Obiettivo dell'esercizio:
Riproduci senza alcuna modifica il passo della recensione di Little Nightmares II che comincia con "Quando un’idea funziona" e termina con "volta, ci svegliamo.".

====== Testo di lettura

Quando un’idea funziona e il pubblico dimostra di esserne entusiasta, risulta davvero difficile non sfruttarla nuovamente per creare ulteriore consenso e per aumentare i fasti attorno al proprio nome: Tarsier Studios non si limita, tuttavia, a riproporre le ambientazioni e l’immaginario di Little Nightmares, ma crea un secondo capitolo solido e pieno di nuovi punti di forza, capace di superare il predecessore. Rilasciato l’11 Febbraio 2021 e disponibile su tutte le piattaforme, Little Nightmares II si è fatto strada nella mia mente con il suo potenziale narrativo ed espressivo, inducendomi a parlarvene qui, oggi, in questa recensione.
Little Nightmares II – Recensione – L’innocenza dimenticata.
Ancora una volta, ci svegliamo.
Siamo un piccolo bambino abbandonato in un bosco, solo un sacchetto in testa a celarci al mondo, seduto di fianco ad un televisore di vecchia fattura. Non abbiamo molto tempo per porci domande e cercare le eventuali risposte, bisogna muoversi, avanzare, comprendere strada facendo chi siamo e perché siamo lì.
Il nostro nome è Mono e no, non siamo capitati nel più ospitale dei luoghi: la foresta dinnanzi a noi è disseminata di trappole e suoni che fanno presagire incontri nefasti e solo dopo un bel pezzo di strada, attenti a non cadere nei più svariati dei tranelli, incontreremo un volto amico, un compagno (o una compagna?) per un viaggio attraverso l’immaginario oscuro di Little Nightmares II.
Quello che salta subito all’occhio è che, anche stavolta, Tarsier Studios non ha voluto essere indulgente con i giocatori e risparmiar loro qualche incubo post-partita: la narrativa di questo secondo capitolo è, come avveniva con il predecessore, perfettamente comprensibile tramite un’attenzione perenne al mondo intorno a noi, ai comportamenti dei nostri aguzzini e a quelli dei due piccoli protagonisti.
Non servono particolari congetture o ricerche disperate su internet per comprendere lore e messaggi nascosti: Little Nightmares II parla chiaro a chi vuol sentire, tormenta i giocatori con una storia che si fa carico di quanto vissuto in precedenza e lo rimette in discussione, lo usa come trampolino di lancio verso un incubo ancor più oscuro.

============
====== Dati forniti

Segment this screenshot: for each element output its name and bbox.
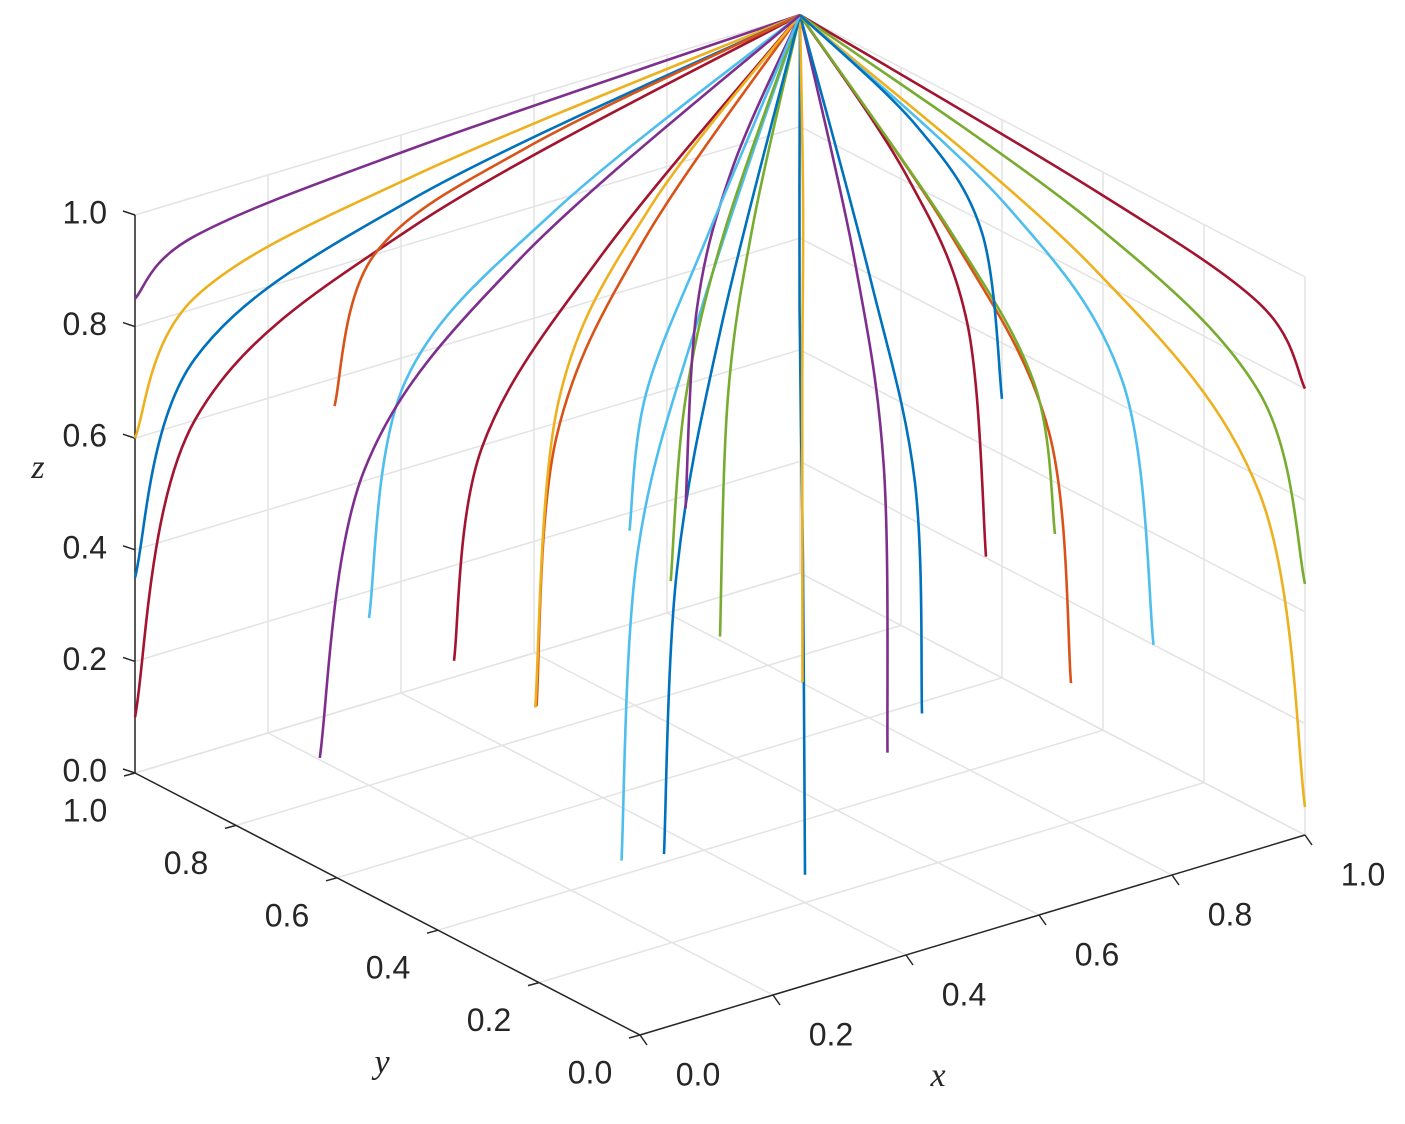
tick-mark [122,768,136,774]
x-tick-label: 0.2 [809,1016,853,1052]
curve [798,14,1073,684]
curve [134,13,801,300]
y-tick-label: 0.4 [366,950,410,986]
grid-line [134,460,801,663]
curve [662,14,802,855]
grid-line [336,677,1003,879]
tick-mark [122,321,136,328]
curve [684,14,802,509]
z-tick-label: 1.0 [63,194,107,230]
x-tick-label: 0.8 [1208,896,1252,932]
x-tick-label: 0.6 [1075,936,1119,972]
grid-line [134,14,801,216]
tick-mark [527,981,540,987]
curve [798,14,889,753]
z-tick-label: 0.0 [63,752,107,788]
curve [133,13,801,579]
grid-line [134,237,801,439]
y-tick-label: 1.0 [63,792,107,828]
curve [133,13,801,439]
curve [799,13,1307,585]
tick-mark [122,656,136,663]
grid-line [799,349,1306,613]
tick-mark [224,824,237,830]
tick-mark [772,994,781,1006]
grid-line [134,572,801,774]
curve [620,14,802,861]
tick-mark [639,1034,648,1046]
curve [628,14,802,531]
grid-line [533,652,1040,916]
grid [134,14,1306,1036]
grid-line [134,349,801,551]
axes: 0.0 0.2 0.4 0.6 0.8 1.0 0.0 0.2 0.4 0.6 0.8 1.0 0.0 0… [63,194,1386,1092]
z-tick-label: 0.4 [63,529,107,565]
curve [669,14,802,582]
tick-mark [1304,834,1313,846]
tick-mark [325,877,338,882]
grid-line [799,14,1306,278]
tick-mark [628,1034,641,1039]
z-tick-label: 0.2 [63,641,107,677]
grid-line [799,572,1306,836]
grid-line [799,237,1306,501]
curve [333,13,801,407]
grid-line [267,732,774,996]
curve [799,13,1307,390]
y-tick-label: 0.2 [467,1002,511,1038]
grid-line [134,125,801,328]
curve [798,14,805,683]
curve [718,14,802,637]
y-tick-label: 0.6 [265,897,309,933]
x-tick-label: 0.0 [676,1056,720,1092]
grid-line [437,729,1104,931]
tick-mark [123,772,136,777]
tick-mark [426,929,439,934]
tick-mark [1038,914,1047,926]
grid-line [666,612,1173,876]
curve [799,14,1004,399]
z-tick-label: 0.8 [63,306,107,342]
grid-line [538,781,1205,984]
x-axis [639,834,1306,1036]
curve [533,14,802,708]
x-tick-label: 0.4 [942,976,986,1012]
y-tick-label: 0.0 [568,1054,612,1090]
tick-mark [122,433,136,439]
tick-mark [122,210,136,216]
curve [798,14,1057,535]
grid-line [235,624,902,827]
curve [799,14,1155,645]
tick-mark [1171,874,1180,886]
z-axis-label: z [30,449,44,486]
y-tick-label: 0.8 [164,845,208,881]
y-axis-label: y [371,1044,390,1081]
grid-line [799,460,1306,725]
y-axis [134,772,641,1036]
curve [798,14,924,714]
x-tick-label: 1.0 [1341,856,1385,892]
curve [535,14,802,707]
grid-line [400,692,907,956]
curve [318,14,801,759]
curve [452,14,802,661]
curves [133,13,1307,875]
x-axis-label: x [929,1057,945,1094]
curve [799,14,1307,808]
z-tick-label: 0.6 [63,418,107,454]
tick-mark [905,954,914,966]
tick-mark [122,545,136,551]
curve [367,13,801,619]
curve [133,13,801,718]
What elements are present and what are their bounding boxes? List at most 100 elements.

============

Soluzione dell'esercizio:
Quando un’idea funziona e il pubblico dimostra di esserne entusiasta, risulta davvero difficile non sfruttarla nuovamente per creare ulteriore consenso e per aumentare i fasti attorno al proprio nome: Tarsier Studios non si limita, tuttavia, a riproporre le ambientazioni e l’immaginario di Little Nightmares, ma crea un secondo capitolo solido e pieno di nuovi punti di forza, capace di superare il predecessore. Rilasciato l’11 Febbraio 2021 e disponibile su tutte le piattaforme, Little Nightmares II si è fatto strada nella mia mente con il suo potenziale narrativo ed espressivo, inducendomi a parlarvene qui, oggi, in questa recensione.
Little Nightmares II – Recensione – L’innocenza dimenticata.
Ancora una volta, ci svegliamo.